_AIM_:
Please determine how many lines of the material include the word "this", and respond with nothing but that number.

_PROVIDED MATERIAL_:
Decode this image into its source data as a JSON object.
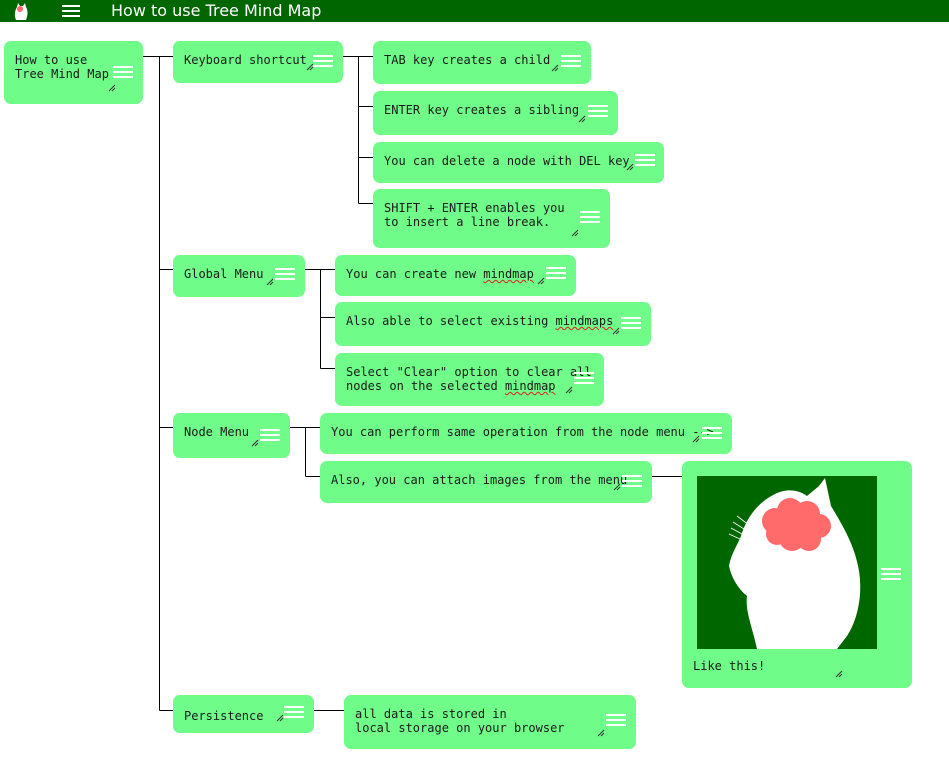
{
  "app": {
    "title": "How to use Tree Mind Map",
    "logo_icon": "cat-logo-icon",
    "menu_icon": "hamburger-menu-icon"
  },
  "colors": {
    "header": "#006600",
    "node": "#6ffc89",
    "line": "#000000",
    "image_bg": "#006600",
    "brain": "#ff6b6b"
  },
  "nodes": {
    "root": "How to use\nTree Mind Map",
    "keyboard": "Keyboard shortcut",
    "kb_tab": "TAB key creates a child",
    "kb_enter": "ENTER key creates a sibling",
    "kb_del": "You can delete a node with DEL key",
    "kb_shift": "SHIFT + ENTER enables you\nto insert a line break.",
    "global": "Global Menu",
    "gm_new_pre": "You can create new ",
    "gm_new_word": "mindmap",
    "gm_select_pre": "Also able to select existing ",
    "gm_select_word": "mindmaps",
    "gm_clear_l1": "Select \"Clear\" option to clear all",
    "gm_clear_l2_pre": "nodes on the selected ",
    "gm_clear_word": "mindmap",
    "nodemenu": "Node Menu",
    "nm_same": "You can perform same operation from the node menu -->",
    "nm_images": "Also, you can attach images from the menu",
    "nm_like": "Like this!",
    "persist": "Persistence",
    "persist_child": "all data is stored in\nlocal storage on your browser"
  }
}
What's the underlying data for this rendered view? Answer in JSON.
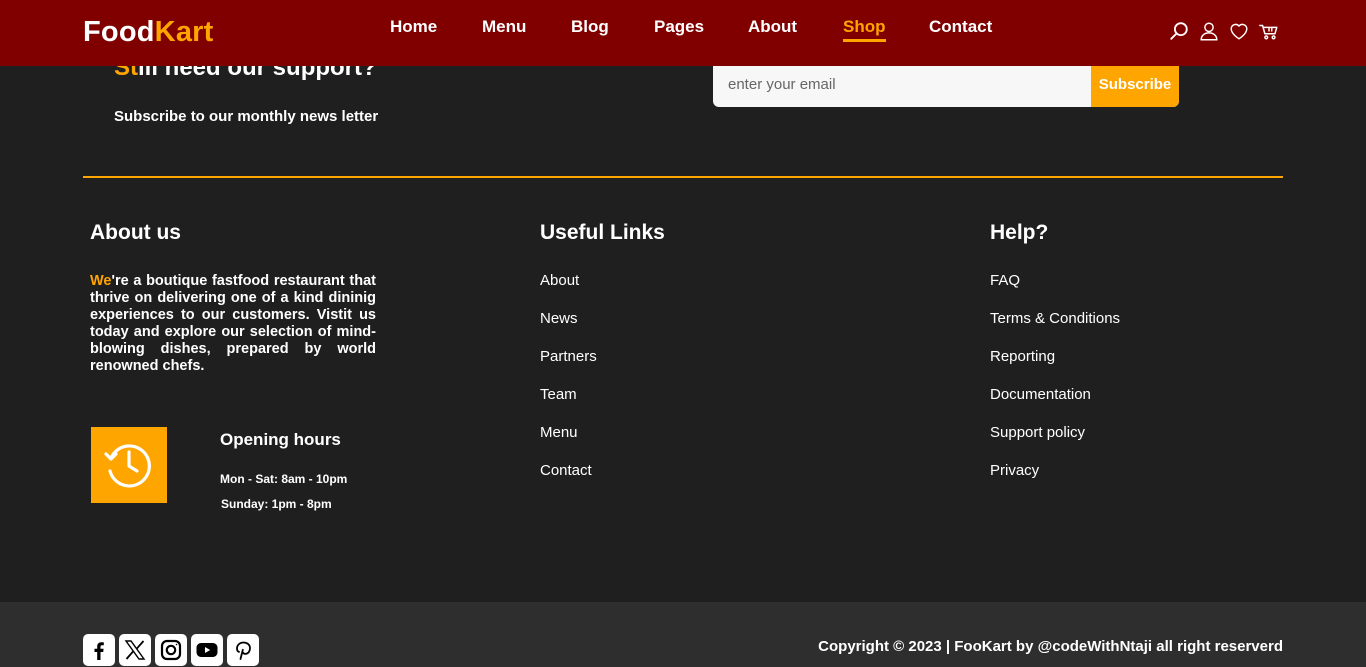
{
  "header": {
    "logo_part1": "Food",
    "logo_part2": "Kart",
    "nav": [
      {
        "label": "Home"
      },
      {
        "label": "Menu"
      },
      {
        "label": "Blog"
      },
      {
        "label": "Pages"
      },
      {
        "label": "About"
      },
      {
        "label": "Shop",
        "active": true
      },
      {
        "label": "Contact"
      }
    ],
    "icons": [
      "search-icon",
      "user-icon",
      "heart-icon",
      "cart-icon"
    ]
  },
  "newsletter": {
    "title_highlight": "St",
    "title_rest": "ill need our support?",
    "subtitle": "Subscribe to our monthly news letter",
    "email_placeholder": "enter your email",
    "subscribe_label": "Subscribe"
  },
  "about": {
    "title": "About us",
    "text_highlight": "We",
    "text_rest": "'re a boutique fastfood restaurant that thrive on delivering one of a kind dininig experiences to our customers. Vistit us today and explore our selection of mind-blowing dishes, prepared by world renowned chefs.",
    "opening_title": "Opening hours",
    "hours_weekday": "Mon - Sat: 8am - 10pm",
    "hours_sunday": "Sunday: 1pm - 8pm",
    "clock_icon": "clock-history-icon"
  },
  "useful_links": {
    "title": "Useful Links",
    "items": [
      "About",
      "News",
      "Partners",
      "Team",
      "Menu",
      "Contact"
    ]
  },
  "help": {
    "title": "Help?",
    "items": [
      "FAQ",
      "Terms & Conditions",
      "Reporting",
      "Documentation",
      "Support policy",
      "Privacy"
    ]
  },
  "footer": {
    "socials": [
      "facebook-icon",
      "x-icon",
      "instagram-icon",
      "youtube-icon",
      "pinterest-icon"
    ],
    "copyright": "Copyright © 2023 | FooKart by @codeWithNtaji all right reserverd"
  },
  "colors": {
    "header_bg": "#800000",
    "accent": "#ffa500",
    "body_bg": "#1f1f1f",
    "bottom_bg": "#2e2e2e"
  }
}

_RESULT OF THE EXERCISE_:
3